* [Exercise brief]
Give back the records below exactly, every one, with no pictures.
--- Start ---
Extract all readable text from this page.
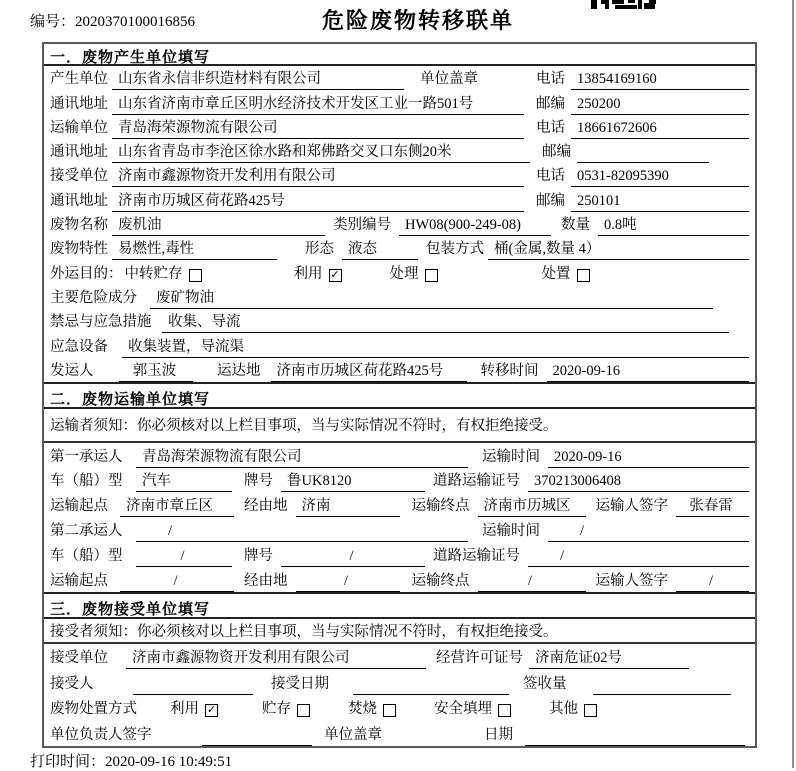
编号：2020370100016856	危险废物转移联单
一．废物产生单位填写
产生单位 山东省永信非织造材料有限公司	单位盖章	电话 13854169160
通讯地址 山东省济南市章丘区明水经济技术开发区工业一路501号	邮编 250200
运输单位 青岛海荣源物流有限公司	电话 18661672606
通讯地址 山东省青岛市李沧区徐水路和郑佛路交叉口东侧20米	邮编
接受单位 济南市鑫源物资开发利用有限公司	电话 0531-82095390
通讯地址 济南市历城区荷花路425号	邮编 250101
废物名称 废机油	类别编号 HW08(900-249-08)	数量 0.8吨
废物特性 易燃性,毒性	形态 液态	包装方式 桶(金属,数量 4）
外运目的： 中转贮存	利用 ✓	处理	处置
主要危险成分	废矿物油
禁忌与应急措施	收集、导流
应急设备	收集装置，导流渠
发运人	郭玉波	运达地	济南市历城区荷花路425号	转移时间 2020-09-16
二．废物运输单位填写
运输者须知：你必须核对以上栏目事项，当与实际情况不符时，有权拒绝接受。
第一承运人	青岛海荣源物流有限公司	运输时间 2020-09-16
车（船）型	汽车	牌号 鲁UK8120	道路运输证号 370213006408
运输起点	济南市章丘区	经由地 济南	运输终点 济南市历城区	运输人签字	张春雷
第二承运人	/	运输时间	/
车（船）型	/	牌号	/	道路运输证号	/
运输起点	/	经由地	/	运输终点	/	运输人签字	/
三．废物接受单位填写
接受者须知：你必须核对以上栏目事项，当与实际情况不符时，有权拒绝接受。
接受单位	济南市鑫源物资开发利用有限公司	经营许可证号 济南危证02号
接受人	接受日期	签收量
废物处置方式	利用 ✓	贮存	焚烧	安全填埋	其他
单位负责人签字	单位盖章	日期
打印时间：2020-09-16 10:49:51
--- End ---
* [In response]
Extract all readable text from this page.
编号：2020370100016856	危险废物转移联单
一．废物产生单位填写
产生单位 山东省永信非织造材料有限公司	单位盖章	电话 13854169160
通讯地址 山东省济南市章丘区明水经济技术开发区工业一路501号	邮编 250200
运输单位 青岛海荣源物流有限公司	电话 18661672606
通讯地址 山东省青岛市李沧区徐水路和郑佛路交叉口东侧20米	邮编
接受单位 济南市鑫源物资开发利用有限公司	电话 0531-82095390
通讯地址 济南市历城区荷花路425号	邮编 250101
废物名称 废机油	类别编号 HW08(900-249-08)	数量 0.8吨
废物特性 易燃性,毒性	形态 液态	包装方式 桶(金属,数量 4）
外运目的： 中转贮存	利用 ✓	处理	处置
主要危险成分	废矿物油
禁忌与应急措施	收集、导流
应急设备	收集装置，导流渠
发运人	郭玉波	运达地	济南市历城区荷花路425号	转移时间 2020-09-16
二．废物运输单位填写
运输者须知：你必须核对以上栏目事项，当与实际情况不符时，有权拒绝接受。
第一承运人	青岛海荣源物流有限公司	运输时间 2020-09-16
车（船）型	汽车	牌号 鲁UK8120	道路运输证号 370213006408
运输起点	济南市章丘区	经由地 济南	运输终点 济南市历城区	运输人签字	张春雷
第二承运人	/	运输时间	/
车（船）型	/	牌号	/	道路运输证号	/
运输起点	/	经由地	/	运输终点	/	运输人签字	/
三．废物接受单位填写
接受者须知：你必须核对以上栏目事项，当与实际情况不符时，有权拒绝接受。
接受单位	济南市鑫源物资开发利用有限公司	经营许可证号 济南危证02号
接受人	接受日期	签收量
废物处置方式	利用 ✓	贮存	焚烧	安全填埋	其他
单位负责人签字	单位盖章	日期
打印时间：2020-09-16 10:49:51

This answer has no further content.